> [GIVEN REQUEST]: Using the data beneath, show every line that includes the word "title".

Figure data in JSON
------------------------

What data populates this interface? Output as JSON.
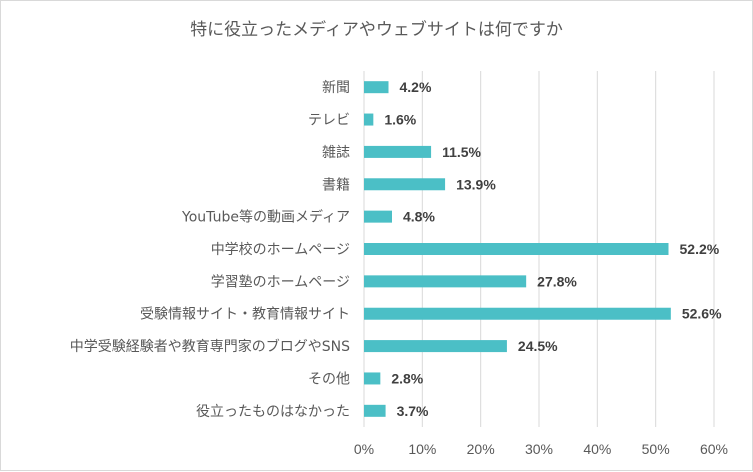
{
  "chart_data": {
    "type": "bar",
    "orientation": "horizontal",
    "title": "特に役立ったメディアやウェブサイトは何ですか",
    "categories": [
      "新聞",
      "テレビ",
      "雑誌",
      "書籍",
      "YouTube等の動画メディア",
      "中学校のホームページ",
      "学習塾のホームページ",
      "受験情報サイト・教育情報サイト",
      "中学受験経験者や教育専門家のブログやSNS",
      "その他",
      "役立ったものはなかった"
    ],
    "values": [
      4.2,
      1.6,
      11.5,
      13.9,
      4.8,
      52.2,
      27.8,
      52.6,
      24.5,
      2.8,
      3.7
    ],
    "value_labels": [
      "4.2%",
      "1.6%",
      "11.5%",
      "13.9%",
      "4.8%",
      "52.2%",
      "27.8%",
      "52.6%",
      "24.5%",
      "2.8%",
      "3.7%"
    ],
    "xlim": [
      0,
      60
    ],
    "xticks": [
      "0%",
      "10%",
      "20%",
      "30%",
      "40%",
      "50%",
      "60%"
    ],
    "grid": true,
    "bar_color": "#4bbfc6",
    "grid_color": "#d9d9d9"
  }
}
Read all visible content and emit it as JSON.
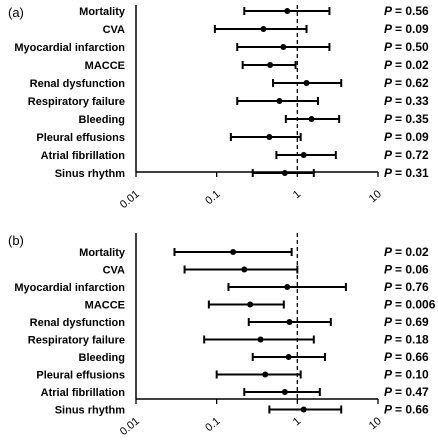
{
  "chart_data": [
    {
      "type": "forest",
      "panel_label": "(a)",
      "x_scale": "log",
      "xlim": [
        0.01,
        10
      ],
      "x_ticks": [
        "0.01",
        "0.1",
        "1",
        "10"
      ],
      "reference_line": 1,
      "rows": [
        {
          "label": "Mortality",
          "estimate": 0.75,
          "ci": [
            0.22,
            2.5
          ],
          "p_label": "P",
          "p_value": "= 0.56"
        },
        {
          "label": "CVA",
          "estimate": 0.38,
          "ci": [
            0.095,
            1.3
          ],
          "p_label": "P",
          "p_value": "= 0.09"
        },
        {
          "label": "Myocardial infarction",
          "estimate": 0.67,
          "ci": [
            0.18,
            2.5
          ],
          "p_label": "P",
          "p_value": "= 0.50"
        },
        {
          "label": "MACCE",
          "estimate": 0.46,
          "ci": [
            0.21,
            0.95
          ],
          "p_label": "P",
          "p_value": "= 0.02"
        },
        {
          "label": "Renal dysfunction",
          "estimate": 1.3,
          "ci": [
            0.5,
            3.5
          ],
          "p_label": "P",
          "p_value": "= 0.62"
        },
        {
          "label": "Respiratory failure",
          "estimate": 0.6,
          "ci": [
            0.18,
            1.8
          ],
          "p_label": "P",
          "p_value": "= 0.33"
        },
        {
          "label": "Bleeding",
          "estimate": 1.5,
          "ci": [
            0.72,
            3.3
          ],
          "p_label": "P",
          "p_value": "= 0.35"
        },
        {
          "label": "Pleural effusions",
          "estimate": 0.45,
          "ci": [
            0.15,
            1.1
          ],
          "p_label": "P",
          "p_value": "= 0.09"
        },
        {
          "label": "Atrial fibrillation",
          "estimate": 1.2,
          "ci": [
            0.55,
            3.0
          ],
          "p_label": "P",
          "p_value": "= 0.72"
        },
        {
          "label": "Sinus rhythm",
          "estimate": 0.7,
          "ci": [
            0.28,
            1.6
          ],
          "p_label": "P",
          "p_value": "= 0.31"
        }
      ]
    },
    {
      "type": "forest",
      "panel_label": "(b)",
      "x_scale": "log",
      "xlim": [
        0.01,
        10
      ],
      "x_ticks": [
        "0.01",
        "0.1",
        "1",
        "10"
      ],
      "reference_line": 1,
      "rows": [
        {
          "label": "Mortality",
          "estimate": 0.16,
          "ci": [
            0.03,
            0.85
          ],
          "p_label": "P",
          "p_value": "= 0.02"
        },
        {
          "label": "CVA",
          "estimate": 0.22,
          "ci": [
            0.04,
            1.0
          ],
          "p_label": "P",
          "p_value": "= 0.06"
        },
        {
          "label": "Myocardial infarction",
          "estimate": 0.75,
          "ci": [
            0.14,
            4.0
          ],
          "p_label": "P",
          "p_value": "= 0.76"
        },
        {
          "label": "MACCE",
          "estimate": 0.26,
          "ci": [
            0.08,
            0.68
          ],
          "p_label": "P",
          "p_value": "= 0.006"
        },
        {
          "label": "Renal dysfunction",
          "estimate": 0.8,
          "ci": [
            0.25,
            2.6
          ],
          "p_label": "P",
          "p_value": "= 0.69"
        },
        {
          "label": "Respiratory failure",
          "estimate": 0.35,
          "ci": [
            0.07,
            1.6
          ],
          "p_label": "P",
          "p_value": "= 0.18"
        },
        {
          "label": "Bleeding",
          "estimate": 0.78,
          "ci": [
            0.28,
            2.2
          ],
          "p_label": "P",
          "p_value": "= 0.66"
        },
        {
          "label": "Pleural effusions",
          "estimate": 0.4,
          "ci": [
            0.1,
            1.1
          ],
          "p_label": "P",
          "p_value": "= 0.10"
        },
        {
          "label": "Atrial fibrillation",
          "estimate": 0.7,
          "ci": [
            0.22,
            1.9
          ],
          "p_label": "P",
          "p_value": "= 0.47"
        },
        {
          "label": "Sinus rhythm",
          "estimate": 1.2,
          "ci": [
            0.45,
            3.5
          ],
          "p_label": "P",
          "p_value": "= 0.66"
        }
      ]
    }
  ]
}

------------------------

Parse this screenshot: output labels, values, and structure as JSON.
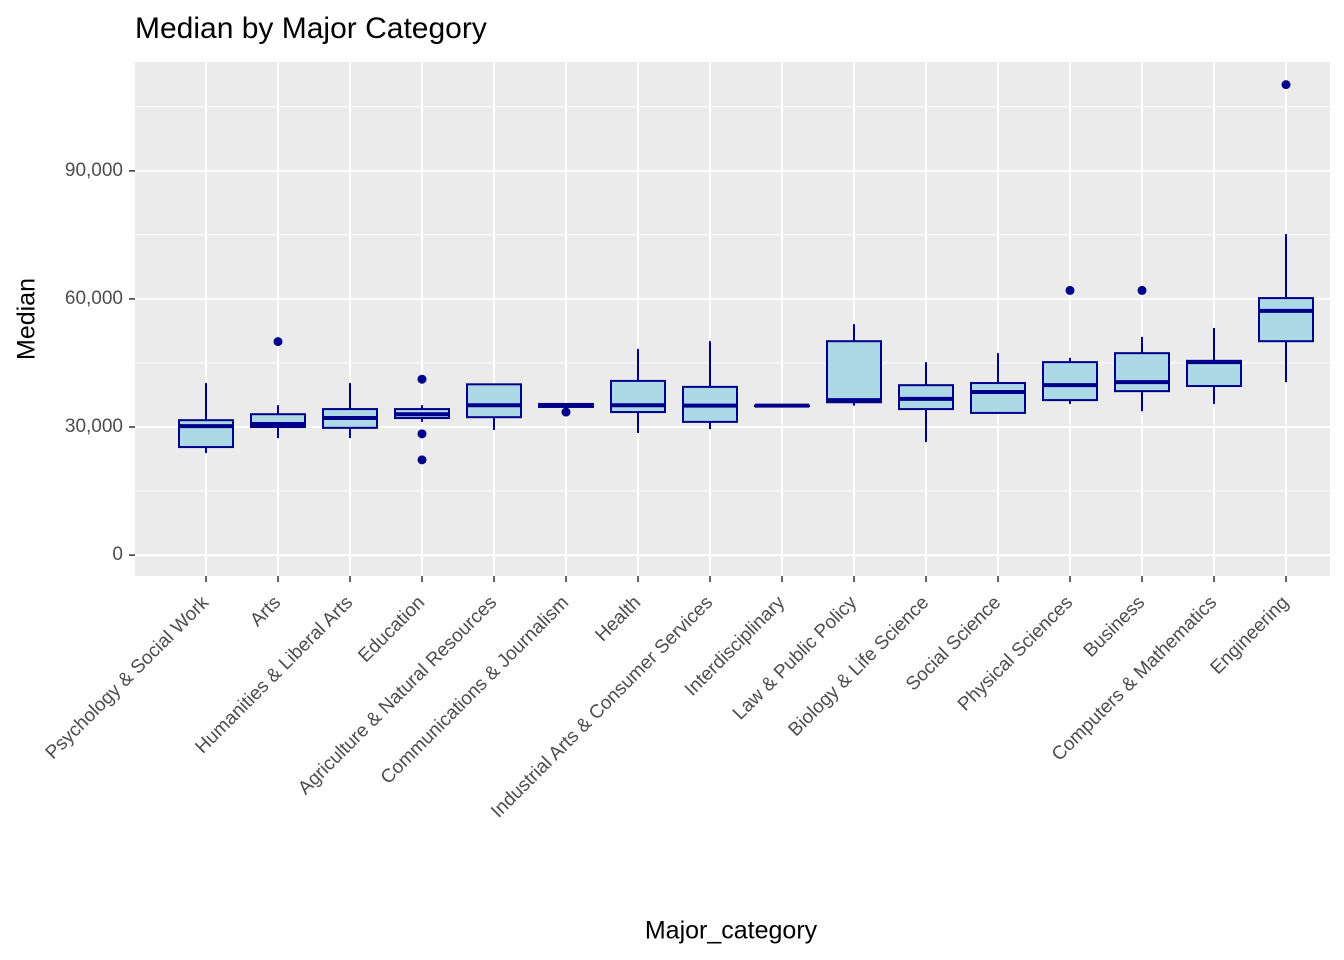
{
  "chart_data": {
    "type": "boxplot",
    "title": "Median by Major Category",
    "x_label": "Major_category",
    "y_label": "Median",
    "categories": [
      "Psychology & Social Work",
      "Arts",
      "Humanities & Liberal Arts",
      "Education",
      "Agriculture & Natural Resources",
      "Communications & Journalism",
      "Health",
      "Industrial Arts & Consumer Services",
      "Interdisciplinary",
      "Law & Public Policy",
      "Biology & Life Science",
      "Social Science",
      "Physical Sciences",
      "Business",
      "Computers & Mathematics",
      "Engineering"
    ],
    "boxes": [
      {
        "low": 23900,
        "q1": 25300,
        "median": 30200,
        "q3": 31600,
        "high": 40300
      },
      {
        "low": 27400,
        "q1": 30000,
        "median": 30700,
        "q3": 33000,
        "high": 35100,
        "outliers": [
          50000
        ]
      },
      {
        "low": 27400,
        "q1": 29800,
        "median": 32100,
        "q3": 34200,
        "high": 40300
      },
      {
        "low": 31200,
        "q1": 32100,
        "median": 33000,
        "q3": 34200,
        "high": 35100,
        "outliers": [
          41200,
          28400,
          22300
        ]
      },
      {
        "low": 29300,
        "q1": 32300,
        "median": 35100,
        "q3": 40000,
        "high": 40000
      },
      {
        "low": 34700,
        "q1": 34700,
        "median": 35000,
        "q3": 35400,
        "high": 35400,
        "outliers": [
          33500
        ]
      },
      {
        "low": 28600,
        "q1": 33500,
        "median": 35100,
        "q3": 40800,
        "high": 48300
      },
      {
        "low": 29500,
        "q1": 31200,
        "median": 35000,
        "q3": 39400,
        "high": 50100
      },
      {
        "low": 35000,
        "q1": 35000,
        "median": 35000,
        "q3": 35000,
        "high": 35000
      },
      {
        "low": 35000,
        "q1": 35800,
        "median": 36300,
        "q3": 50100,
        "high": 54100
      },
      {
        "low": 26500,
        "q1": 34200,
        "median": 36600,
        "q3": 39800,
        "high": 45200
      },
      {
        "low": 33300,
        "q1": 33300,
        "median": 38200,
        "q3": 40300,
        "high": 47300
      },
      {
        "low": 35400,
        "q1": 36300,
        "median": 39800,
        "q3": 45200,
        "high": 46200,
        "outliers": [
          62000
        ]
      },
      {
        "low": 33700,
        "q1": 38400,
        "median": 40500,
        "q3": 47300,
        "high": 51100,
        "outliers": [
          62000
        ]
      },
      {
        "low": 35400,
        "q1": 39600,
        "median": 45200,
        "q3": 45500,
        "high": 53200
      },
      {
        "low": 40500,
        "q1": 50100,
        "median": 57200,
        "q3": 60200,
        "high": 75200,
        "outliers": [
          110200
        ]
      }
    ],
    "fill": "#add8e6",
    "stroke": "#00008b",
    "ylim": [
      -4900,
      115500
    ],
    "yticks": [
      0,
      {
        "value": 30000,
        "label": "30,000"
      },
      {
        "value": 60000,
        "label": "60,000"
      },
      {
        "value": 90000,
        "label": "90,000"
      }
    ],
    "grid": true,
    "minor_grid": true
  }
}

------------------------

> [OUTPUT BELOW]:
    "title": "特に役立ったメディアやウェブサイトは何ですか",
    "title": "Median by Major Category",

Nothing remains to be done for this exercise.